PROBLEM DETAILS
Check each line of the listing below for the string "this", and give only how many lines hold it.

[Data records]

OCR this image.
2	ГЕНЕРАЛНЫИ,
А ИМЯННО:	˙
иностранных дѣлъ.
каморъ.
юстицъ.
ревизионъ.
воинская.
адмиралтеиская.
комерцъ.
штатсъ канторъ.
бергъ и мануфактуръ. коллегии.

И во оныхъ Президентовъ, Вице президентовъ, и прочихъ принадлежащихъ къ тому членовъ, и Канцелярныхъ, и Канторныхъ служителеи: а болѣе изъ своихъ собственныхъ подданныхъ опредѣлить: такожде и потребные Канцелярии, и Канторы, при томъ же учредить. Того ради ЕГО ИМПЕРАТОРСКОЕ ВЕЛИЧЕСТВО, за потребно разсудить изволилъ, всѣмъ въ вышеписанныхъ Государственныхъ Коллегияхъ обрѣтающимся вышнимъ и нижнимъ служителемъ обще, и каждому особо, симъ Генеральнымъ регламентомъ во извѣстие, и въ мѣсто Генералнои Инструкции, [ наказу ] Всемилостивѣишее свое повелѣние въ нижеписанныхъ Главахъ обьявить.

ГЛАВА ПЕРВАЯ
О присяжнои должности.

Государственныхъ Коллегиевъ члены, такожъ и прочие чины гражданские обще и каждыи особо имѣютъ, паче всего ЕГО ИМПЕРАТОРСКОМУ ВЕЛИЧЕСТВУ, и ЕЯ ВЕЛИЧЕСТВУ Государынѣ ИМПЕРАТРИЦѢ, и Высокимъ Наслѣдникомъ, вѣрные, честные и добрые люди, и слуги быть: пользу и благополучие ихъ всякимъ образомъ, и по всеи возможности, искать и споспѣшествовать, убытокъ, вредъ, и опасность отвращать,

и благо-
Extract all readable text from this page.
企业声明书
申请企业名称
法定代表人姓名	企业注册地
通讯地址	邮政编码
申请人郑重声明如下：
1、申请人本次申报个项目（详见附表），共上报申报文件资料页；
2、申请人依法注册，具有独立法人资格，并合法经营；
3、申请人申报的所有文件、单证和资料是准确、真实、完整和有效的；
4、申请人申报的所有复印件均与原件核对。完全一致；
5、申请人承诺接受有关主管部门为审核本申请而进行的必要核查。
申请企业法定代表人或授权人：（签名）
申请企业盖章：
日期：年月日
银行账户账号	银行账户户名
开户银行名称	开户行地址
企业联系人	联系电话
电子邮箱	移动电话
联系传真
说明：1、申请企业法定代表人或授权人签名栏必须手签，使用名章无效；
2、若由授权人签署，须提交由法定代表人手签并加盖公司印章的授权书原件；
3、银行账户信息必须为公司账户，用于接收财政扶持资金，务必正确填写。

COMPLETE OUTPUT
2